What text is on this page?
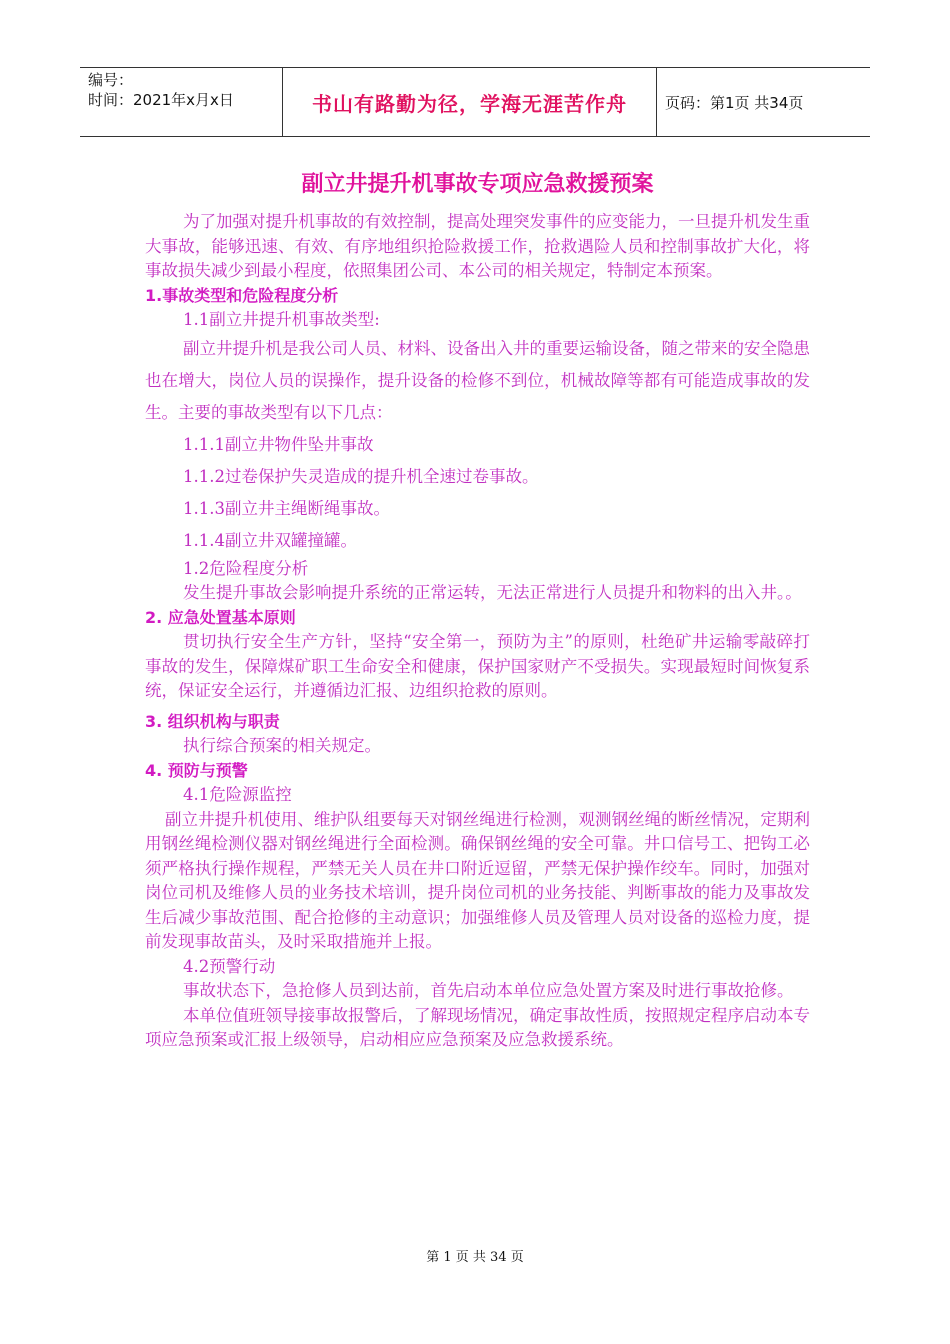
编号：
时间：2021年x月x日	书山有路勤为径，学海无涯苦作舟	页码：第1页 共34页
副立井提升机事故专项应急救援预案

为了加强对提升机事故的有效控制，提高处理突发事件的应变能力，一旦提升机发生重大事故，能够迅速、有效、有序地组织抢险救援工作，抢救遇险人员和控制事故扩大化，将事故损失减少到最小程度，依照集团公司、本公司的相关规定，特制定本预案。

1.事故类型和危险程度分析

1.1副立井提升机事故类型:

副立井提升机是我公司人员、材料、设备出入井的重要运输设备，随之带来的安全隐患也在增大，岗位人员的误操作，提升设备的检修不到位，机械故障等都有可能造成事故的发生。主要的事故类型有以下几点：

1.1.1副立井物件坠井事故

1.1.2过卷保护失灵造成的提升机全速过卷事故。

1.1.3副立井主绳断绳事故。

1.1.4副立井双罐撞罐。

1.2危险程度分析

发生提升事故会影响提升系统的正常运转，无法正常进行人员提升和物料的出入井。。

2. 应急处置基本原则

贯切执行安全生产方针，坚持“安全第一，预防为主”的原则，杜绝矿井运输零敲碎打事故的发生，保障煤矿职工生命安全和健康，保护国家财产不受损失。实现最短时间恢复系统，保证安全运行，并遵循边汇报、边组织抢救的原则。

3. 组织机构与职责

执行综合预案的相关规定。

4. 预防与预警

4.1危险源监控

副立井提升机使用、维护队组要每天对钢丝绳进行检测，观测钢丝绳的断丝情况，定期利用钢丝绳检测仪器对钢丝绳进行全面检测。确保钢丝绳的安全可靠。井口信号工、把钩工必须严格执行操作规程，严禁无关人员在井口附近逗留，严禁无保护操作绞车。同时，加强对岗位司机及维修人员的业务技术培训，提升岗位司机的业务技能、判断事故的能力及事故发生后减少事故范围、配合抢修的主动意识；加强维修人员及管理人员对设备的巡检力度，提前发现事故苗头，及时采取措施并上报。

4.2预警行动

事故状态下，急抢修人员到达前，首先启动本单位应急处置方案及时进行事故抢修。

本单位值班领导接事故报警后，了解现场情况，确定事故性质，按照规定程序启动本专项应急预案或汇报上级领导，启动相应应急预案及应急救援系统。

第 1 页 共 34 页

## EXERCISE BRIEF
Exact duplication of all the records is required; pictures are omitted from the copy.

## SOLUTION TO THIS PROBLEM
What text is on this page?
编号：
时间：2021年x月x日	书山有路勤为径，学海无涯苦作舟	页码：第1页 共34页
副立井提升机事故专项应急救援预案

为了加强对提升机事故的有效控制，提高处理突发事件的应变能力，一旦提升机发生重大事故，能够迅速、有效、有序地组织抢险救援工作，抢救遇险人员和控制事故扩大化，将事故损失减少到最小程度，依照集团公司、本公司的相关规定，特制定本预案。

1.事故类型和危险程度分析

1.1副立井提升机事故类型:

副立井提升机是我公司人员、材料、设备出入井的重要运输设备，随之带来的安全隐患也在增大，岗位人员的误操作，提升设备的检修不到位，机械故障等都有可能造成事故的发生。主要的事故类型有以下几点：

1.1.1副立井物件坠井事故

1.1.2过卷保护失灵造成的提升机全速过卷事故。

1.1.3副立井主绳断绳事故。

1.1.4副立井双罐撞罐。

1.2危险程度分析

发生提升事故会影响提升系统的正常运转，无法正常进行人员提升和物料的出入井。。

2. 应急处置基本原则

贯切执行安全生产方针，坚持“安全第一，预防为主”的原则，杜绝矿井运输零敲碎打事故的发生，保障煤矿职工生命安全和健康，保护国家财产不受损失。实现最短时间恢复系统，保证安全运行，并遵循边汇报、边组织抢救的原则。

3. 组织机构与职责

执行综合预案的相关规定。

4. 预防与预警

4.1危险源监控

副立井提升机使用、维护队组要每天对钢丝绳进行检测，观测钢丝绳的断丝情况，定期利用钢丝绳检测仪器对钢丝绳进行全面检测。确保钢丝绳的安全可靠。井口信号工、把钩工必须严格执行操作规程，严禁无关人员在井口附近逗留，严禁无保护操作绞车。同时，加强对岗位司机及维修人员的业务技术培训，提升岗位司机的业务技能、判断事故的能力及事故发生后减少事故范围、配合抢修的主动意识；加强维修人员及管理人员对设备的巡检力度，提前发现事故苗头，及时采取措施并上报。

4.2预警行动

事故状态下，急抢修人员到达前，首先启动本单位应急处置方案及时进行事故抢修。

本单位值班领导接事故报警后，了解现场情况，确定事故性质，按照规定程序启动本专项应急预案或汇报上级领导，启动相应应急预案及应急救援系统。

第 1 页 共 34 页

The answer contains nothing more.